Type out the material below exactly.

..........

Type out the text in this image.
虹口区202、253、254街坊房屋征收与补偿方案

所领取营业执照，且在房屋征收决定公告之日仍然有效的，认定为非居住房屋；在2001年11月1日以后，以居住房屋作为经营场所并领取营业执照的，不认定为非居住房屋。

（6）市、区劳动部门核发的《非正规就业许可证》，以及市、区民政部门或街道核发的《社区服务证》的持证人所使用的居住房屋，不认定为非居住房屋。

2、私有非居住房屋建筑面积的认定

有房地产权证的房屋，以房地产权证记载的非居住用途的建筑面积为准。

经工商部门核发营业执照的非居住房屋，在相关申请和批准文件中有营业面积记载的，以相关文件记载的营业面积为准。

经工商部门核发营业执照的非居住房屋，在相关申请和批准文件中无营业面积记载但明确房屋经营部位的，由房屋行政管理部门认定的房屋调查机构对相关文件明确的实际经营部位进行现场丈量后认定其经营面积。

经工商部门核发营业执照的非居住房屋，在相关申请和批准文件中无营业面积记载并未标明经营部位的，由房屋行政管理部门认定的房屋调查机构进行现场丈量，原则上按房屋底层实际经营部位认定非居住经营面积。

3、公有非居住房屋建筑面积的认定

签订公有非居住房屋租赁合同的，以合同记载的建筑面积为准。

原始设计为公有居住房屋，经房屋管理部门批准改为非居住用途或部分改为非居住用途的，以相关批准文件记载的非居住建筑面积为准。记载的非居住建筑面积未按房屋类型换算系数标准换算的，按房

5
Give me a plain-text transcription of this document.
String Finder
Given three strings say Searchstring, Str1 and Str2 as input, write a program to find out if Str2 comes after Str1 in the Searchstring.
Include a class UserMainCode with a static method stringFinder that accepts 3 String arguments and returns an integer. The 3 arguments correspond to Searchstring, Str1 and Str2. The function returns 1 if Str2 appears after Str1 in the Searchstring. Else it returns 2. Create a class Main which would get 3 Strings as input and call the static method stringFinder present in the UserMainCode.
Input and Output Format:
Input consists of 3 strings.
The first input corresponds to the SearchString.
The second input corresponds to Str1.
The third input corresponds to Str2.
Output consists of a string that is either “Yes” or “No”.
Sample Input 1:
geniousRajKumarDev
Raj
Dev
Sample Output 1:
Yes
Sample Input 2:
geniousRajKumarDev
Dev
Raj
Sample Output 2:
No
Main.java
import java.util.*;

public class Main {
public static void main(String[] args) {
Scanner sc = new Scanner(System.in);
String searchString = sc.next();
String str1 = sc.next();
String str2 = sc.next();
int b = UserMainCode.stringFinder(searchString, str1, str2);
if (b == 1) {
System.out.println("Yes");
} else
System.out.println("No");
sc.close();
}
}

..........

*PROBLEM SOLUTION:*
Type out the text in this image.
虹口区202、253、254街坊房屋征收与补偿方案

所领取营业执照，且在房屋征收决定公告之日仍然有效的，认定为非居住房屋；在2001年11月1日以后，以居住房屋作为经营场所并领取营业执照的，不认定为非居住房屋。

（6）市、区劳动部门核发的《非正规就业许可证》，以及市、区民政部门或街道核发的《社区服务证》的持证人所使用的居住房屋，不认定为非居住房屋。

2、私有非居住房屋建筑面积的认定

有房地产权证的房屋，以房地产权证记载的非居住用途的建筑面积为准。

经工商部门核发营业执照的非居住房屋，在相关申请和批准文件中有营业面积记载的，以相关文件记载的营业面积为准。

经工商部门核发营业执照的非居住房屋，在相关申请和批准文件中无营业面积记载但明确房屋经营部位的，由房屋行政管理部门认定的房屋调查机构对相关文件明确的实际经营部位进行现场丈量后认定其经营面积。

经工商部门核发营业执照的非居住房屋，在相关申请和批准文件中无营业面积记载并未标明经营部位的，由房屋行政管理部门认定的房屋调查机构进行现场丈量，原则上按房屋底层实际经营部位认定非居住经营面积。

3、公有非居住房屋建筑面积的认定

签订公有非居住房屋租赁合同的，以合同记载的建筑面积为准。

原始设计为公有居住房屋，经房屋管理部门批准改为非居住用途或部分改为非居住用途的，以相关批准文件记载的非居住建筑面积为准。记载的非居住建筑面积未按房屋类型换算系数标准换算的，按房

5
Give me a plain-text transcription of this document.
String Finder
Given three strings say Searchstring, Str1 and Str2 as input, write a program to find out if Str2 comes after Str1 in the Searchstring.
Include a class UserMainCode with a static method stringFinder that accepts 3 String arguments and returns an integer. The 3 arguments correspond to Searchstring, Str1 and Str2. The function returns 1 if Str2 appears after Str1 in the Searchstring. Else it returns 2. Create a class Main which would get 3 Strings as input and call the static method stringFinder present in the UserMainCode.
Input and Output Format:
Input consists of 3 strings.
The first input corresponds to the SearchString.
The second input corresponds to Str1.
The third input corresponds to Str2.
Output consists of a string that is either “Yes” or “No”.
Sample Input 1:
geniousRajKumarDev
Raj
Dev
Sample Output 1:
Yes
Sample Input 2:
geniousRajKumarDev
Dev
Raj
Sample Output 2:
No
Main.java
import java.util.*;

public class Main {
public static void main(String[] args) {
Scanner sc = new Scanner(System.in);
String searchString = sc.next();
String str1 = sc.next();
String str2 = sc.next();
int b = UserMainCode.stringFinder(searchString, str1, str2);
if (b == 1) {
System.out.println("Yes");
} else
System.out.println("No");
sc.close();
}
}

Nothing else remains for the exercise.